(Chart and figure data)
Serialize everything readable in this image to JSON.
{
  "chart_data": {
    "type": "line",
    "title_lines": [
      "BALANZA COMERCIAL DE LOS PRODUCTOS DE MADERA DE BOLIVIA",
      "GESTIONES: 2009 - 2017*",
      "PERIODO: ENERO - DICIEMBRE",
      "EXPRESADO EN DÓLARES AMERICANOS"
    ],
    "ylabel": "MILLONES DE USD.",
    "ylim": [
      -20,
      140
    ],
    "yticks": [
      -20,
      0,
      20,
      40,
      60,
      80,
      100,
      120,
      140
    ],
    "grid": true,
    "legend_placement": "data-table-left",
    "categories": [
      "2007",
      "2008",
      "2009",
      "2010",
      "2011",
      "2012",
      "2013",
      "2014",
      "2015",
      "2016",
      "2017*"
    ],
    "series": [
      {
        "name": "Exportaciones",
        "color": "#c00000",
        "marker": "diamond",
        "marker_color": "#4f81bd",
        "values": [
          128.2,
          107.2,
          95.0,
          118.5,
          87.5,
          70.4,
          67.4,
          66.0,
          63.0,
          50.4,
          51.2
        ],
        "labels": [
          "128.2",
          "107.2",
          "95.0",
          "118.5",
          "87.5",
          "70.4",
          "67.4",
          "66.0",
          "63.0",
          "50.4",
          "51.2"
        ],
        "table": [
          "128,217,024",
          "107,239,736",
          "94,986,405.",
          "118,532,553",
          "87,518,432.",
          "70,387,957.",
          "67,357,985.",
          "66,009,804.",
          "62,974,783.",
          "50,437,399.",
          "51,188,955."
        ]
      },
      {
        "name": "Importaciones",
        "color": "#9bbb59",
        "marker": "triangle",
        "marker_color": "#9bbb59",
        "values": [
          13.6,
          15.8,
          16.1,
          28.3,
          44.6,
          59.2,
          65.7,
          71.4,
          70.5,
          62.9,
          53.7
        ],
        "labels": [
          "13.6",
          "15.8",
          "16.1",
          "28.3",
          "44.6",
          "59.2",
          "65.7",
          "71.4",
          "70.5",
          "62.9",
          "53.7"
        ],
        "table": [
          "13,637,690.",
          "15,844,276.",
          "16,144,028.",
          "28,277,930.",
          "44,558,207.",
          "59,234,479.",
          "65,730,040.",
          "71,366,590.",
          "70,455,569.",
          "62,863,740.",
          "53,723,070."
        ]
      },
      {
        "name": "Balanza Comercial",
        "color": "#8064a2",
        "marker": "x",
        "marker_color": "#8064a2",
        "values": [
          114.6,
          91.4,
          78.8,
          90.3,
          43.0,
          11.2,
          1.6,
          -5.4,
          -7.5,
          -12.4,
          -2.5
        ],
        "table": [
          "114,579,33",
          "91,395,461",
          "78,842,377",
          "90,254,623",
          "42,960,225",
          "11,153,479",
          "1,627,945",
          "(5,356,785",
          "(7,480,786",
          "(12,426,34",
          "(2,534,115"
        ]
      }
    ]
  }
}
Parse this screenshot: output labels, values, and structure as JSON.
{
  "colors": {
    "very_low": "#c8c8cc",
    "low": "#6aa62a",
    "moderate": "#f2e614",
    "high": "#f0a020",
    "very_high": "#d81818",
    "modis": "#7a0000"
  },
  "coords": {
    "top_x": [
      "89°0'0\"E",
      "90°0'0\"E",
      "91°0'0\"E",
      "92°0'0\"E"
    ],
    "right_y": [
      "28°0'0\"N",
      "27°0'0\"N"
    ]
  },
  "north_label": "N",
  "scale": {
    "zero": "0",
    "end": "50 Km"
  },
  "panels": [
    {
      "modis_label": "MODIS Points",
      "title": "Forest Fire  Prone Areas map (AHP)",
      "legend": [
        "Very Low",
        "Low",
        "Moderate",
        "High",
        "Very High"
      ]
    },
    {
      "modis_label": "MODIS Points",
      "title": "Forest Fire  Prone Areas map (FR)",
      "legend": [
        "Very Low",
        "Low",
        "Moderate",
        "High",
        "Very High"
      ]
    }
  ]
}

◆ **Your goal**:
Exactly as shown, repeat every record.

◆ **Solution**:
Serialize everything readable in this image to JSON.
{
  "chart_data": {
    "type": "line",
    "title_lines": [
      "BALANZA COMERCIAL DE LOS PRODUCTOS DE MADERA DE BOLIVIA",
      "GESTIONES: 2009 - 2017*",
      "PERIODO: ENERO - DICIEMBRE",
      "EXPRESADO EN DÓLARES AMERICANOS"
    ],
    "ylabel": "MILLONES DE USD.",
    "ylim": [
      -20,
      140
    ],
    "yticks": [
      -20,
      0,
      20,
      40,
      60,
      80,
      100,
      120,
      140
    ],
    "grid": true,
    "legend_placement": "data-table-left",
    "categories": [
      "2007",
      "2008",
      "2009",
      "2010",
      "2011",
      "2012",
      "2013",
      "2014",
      "2015",
      "2016",
      "2017*"
    ],
    "series": [
      {
        "name": "Exportaciones",
        "color": "#c00000",
        "marker": "diamond",
        "marker_color": "#4f81bd",
        "values": [
          128.2,
          107.2,
          95.0,
          118.5,
          87.5,
          70.4,
          67.4,
          66.0,
          63.0,
          50.4,
          51.2
        ],
        "labels": [
          "128.2",
          "107.2",
          "95.0",
          "118.5",
          "87.5",
          "70.4",
          "67.4",
          "66.0",
          "63.0",
          "50.4",
          "51.2"
        ],
        "table": [
          "128,217,024",
          "107,239,736",
          "94,986,405.",
          "118,532,553",
          "87,518,432.",
          "70,387,957.",
          "67,357,985.",
          "66,009,804.",
          "62,974,783.",
          "50,437,399.",
          "51,188,955."
        ]
      },
      {
        "name": "Importaciones",
        "color": "#9bbb59",
        "marker": "triangle",
        "marker_color": "#9bbb59",
        "values": [
          13.6,
          15.8,
          16.1,
          28.3,
          44.6,
          59.2,
          65.7,
          71.4,
          70.5,
          62.9,
          53.7
        ],
        "labels": [
          "13.6",
          "15.8",
          "16.1",
          "28.3",
          "44.6",
          "59.2",
          "65.7",
          "71.4",
          "70.5",
          "62.9",
          "53.7"
        ],
        "table": [
          "13,637,690.",
          "15,844,276.",
          "16,144,028.",
          "28,277,930.",
          "44,558,207.",
          "59,234,479.",
          "65,730,040.",
          "71,366,590.",
          "70,455,569.",
          "62,863,740.",
          "53,723,070."
        ]
      },
      {
        "name": "Balanza Comercial",
        "color": "#8064a2",
        "marker": "x",
        "marker_color": "#8064a2",
        "values": [
          114.6,
          91.4,
          78.8,
          90.3,
          43.0,
          11.2,
          1.6,
          -5.4,
          -7.5,
          -12.4,
          -2.5
        ],
        "table": [
          "114,579,33",
          "91,395,461",
          "78,842,377",
          "90,254,623",
          "42,960,225",
          "11,153,479",
          "1,627,945",
          "(5,356,785",
          "(7,480,786",
          "(12,426,34",
          "(2,534,115"
        ]
      }
    ]
  }
}
Parse this screenshot: output labels, values, and structure as JSON.
{
  "colors": {
    "very_low": "#c8c8cc",
    "low": "#6aa62a",
    "moderate": "#f2e614",
    "high": "#f0a020",
    "very_high": "#d81818",
    "modis": "#7a0000"
  },
  "coords": {
    "top_x": [
      "89°0'0\"E",
      "90°0'0\"E",
      "91°0'0\"E",
      "92°0'0\"E"
    ],
    "right_y": [
      "28°0'0\"N",
      "27°0'0\"N"
    ]
  },
  "north_label": "N",
  "scale": {
    "zero": "0",
    "end": "50 Km"
  },
  "panels": [
    {
      "modis_label": "MODIS Points",
      "title": "Forest Fire  Prone Areas map (AHP)",
      "legend": [
        "Very Low",
        "Low",
        "Moderate",
        "High",
        "Very High"
      ]
    },
    {
      "modis_label": "MODIS Points",
      "title": "Forest Fire  Prone Areas map (FR)",
      "legend": [
        "Very Low",
        "Low",
        "Moderate",
        "High",
        "Very High"
      ]
    }
  ]
}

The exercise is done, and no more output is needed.